### TASK TO CARRY OUT:
Below are records to repeat exactly. Omit the pictures from the copy.

### WORKING DATA:
[start]

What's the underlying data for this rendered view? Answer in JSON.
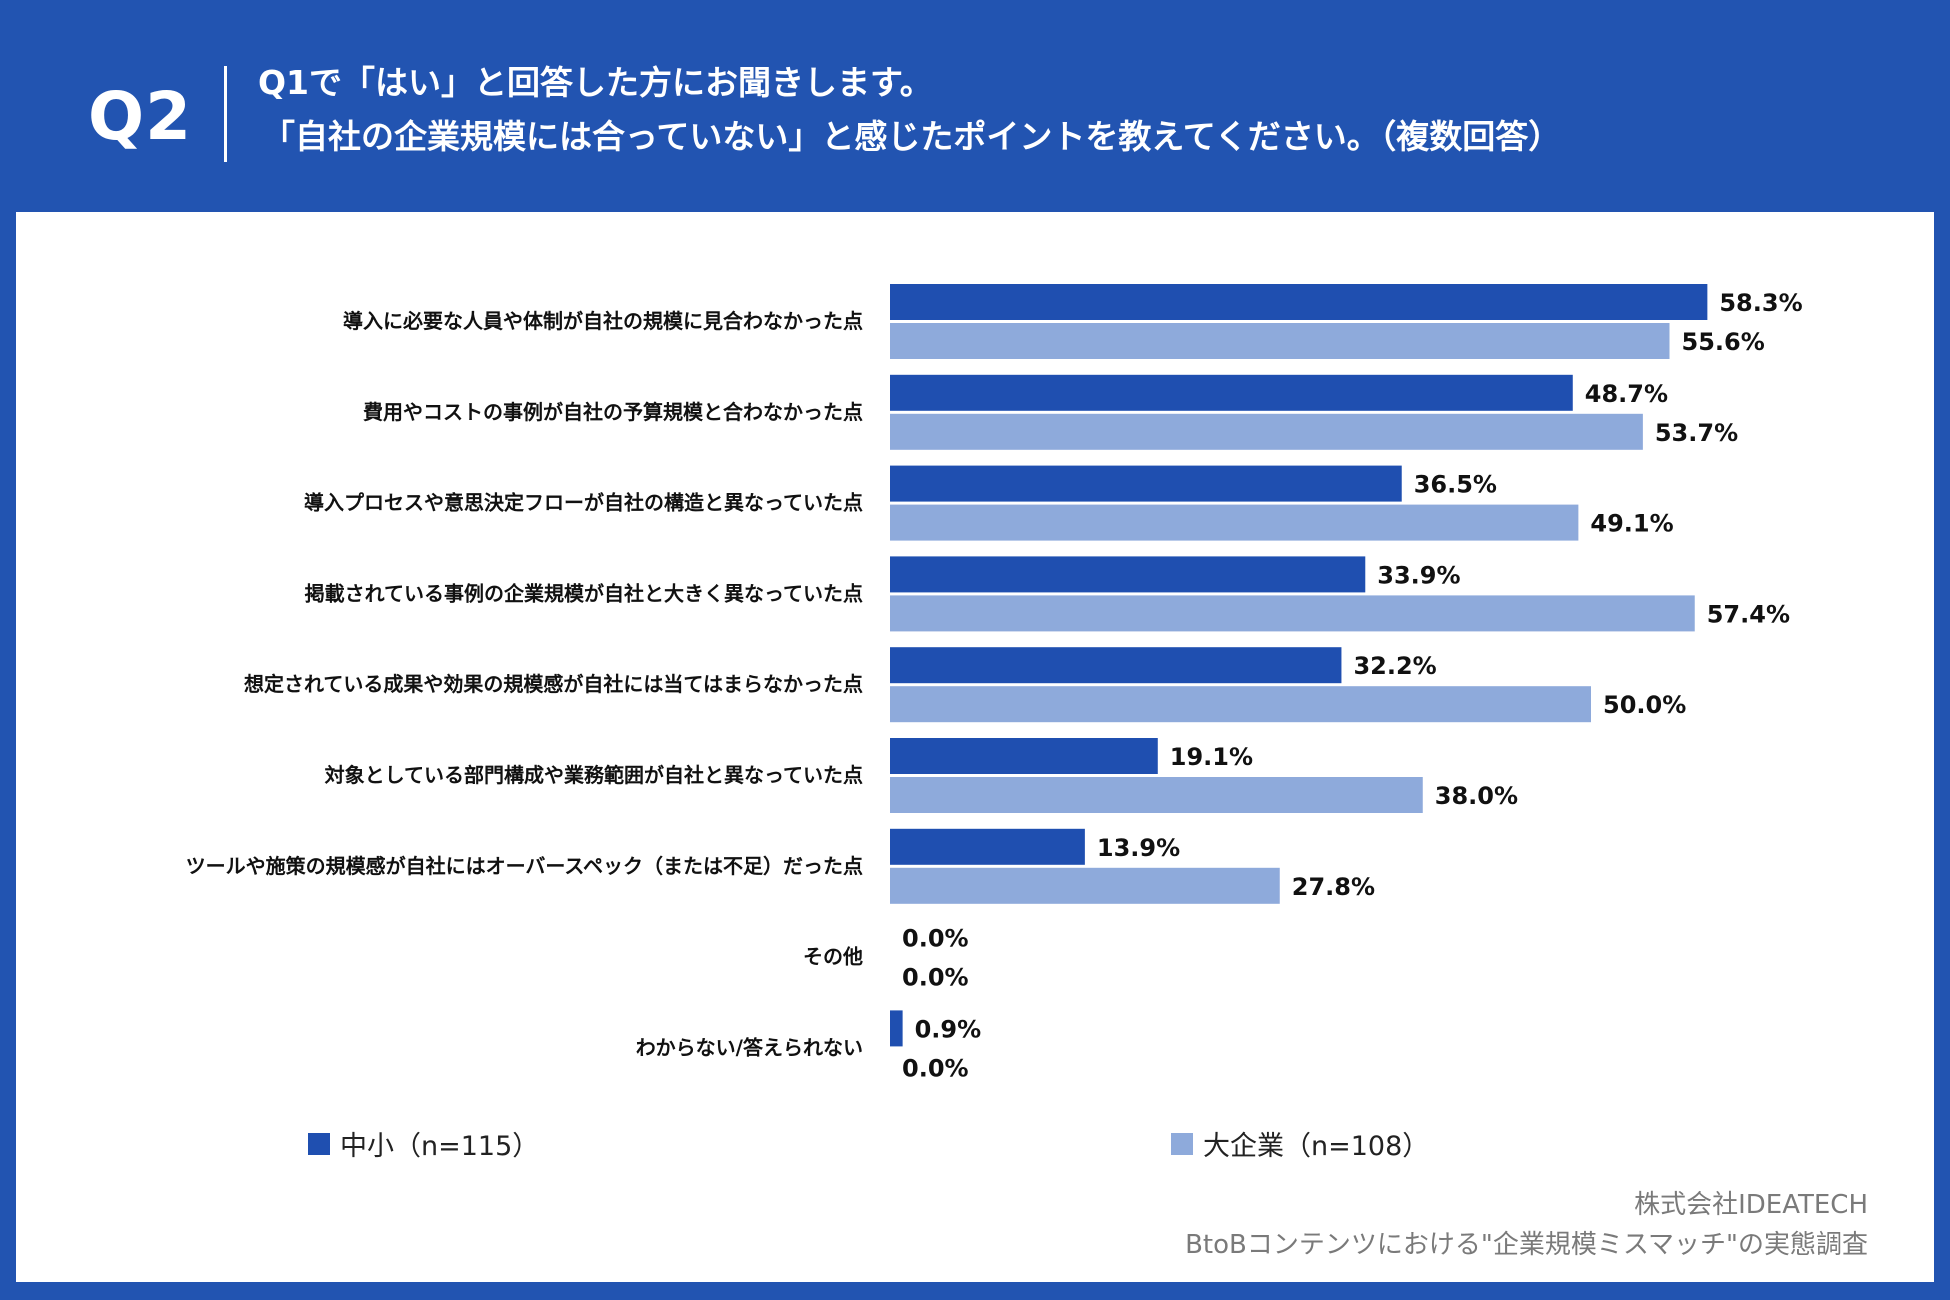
{
  "header": {
    "q_label": "Q2",
    "title_line1": "Q1で「はい」と回答した方にお聞きします。",
    "title_line2": "「自社の企業規模には合っていない」と感じたポイントを教えてください。（複数回答）"
  },
  "colors": {
    "background": "#2254b1",
    "series_sme": "#1f4fb0",
    "series_large": "#8eaadb"
  },
  "chart_data": {
    "type": "bar",
    "orientation": "horizontal",
    "categories": [
      "導入に必要な人員や体制が自社の規模に見合わなかった点",
      "費用やコストの事例が自社の予算規模と合わなかった点",
      "導入プロセスや意思決定フローが自社の構造と異なっていた点",
      "掲載されている事例の企業規模が自社と大きく異なっていた点",
      "想定されている成果や効果の規模感が自社には当てはまらなかった点",
      "対象としている部門構成や業務範囲が自社と異なっていた点",
      "ツールや施策の規模感が自社にはオーバースペック（または不足）だった点",
      "その他",
      "わからない/答えられない"
    ],
    "series": [
      {
        "name": "中小（n=115）",
        "values": [
          58.3,
          48.7,
          36.5,
          33.9,
          32.2,
          19.1,
          13.9,
          0.0,
          0.9
        ],
        "labels": [
          "58.3%",
          "48.7%",
          "36.5%",
          "33.9%",
          "32.2%",
          "19.1%",
          "13.9%",
          "0.0%",
          "0.9%"
        ]
      },
      {
        "name": "大企業（n=108）",
        "values": [
          55.6,
          53.7,
          49.1,
          57.4,
          50.0,
          38.0,
          27.8,
          0.0,
          0.0
        ],
        "labels": [
          "55.6%",
          "53.7%",
          "49.1%",
          "57.4%",
          "50.0%",
          "38.0%",
          "27.8%",
          "0.0%",
          "0.0%"
        ]
      }
    ],
    "unit": "%",
    "legend_position": "bottom",
    "grid": false
  },
  "legend": {
    "sme": "中小（n=115）",
    "large": "大企業（n=108）"
  },
  "footer": {
    "company": "株式会社IDEATECH",
    "survey": "BtoBコンテンツにおける\"企業規模ミスマッチ\"の実態調査"
  }
}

[end]

### WRITTEN RESPONSE:
What's the underlying data for this rendered view? Answer in JSON.
{
  "header": {
    "q_label": "Q2",
    "title_line1": "Q1で「はい」と回答した方にお聞きします。",
    "title_line2": "「自社の企業規模には合っていない」と感じたポイントを教えてください。（複数回答）"
  },
  "colors": {
    "background": "#2254b1",
    "series_sme": "#1f4fb0",
    "series_large": "#8eaadb"
  },
  "chart_data": {
    "type": "bar",
    "orientation": "horizontal",
    "categories": [
      "導入に必要な人員や体制が自社の規模に見合わなかった点",
      "費用やコストの事例が自社の予算規模と合わなかった点",
      "導入プロセスや意思決定フローが自社の構造と異なっていた点",
      "掲載されている事例の企業規模が自社と大きく異なっていた点",
      "想定されている成果や効果の規模感が自社には当てはまらなかった点",
      "対象としている部門構成や業務範囲が自社と異なっていた点",
      "ツールや施策の規模感が自社にはオーバースペック（または不足）だった点",
      "その他",
      "わからない/答えられない"
    ],
    "series": [
      {
        "name": "中小（n=115）",
        "values": [
          58.3,
          48.7,
          36.5,
          33.9,
          32.2,
          19.1,
          13.9,
          0.0,
          0.9
        ],
        "labels": [
          "58.3%",
          "48.7%",
          "36.5%",
          "33.9%",
          "32.2%",
          "19.1%",
          "13.9%",
          "0.0%",
          "0.9%"
        ]
      },
      {
        "name": "大企業（n=108）",
        "values": [
          55.6,
          53.7,
          49.1,
          57.4,
          50.0,
          38.0,
          27.8,
          0.0,
          0.0
        ],
        "labels": [
          "55.6%",
          "53.7%",
          "49.1%",
          "57.4%",
          "50.0%",
          "38.0%",
          "27.8%",
          "0.0%",
          "0.0%"
        ]
      }
    ],
    "unit": "%",
    "legend_position": "bottom",
    "grid": false
  },
  "legend": {
    "sme": "中小（n=115）",
    "large": "大企業（n=108）"
  },
  "footer": {
    "company": "株式会社IDEATECH",
    "survey": "BtoBコンテンツにおける\"企業規模ミスマッチ\"の実態調査"
  }
}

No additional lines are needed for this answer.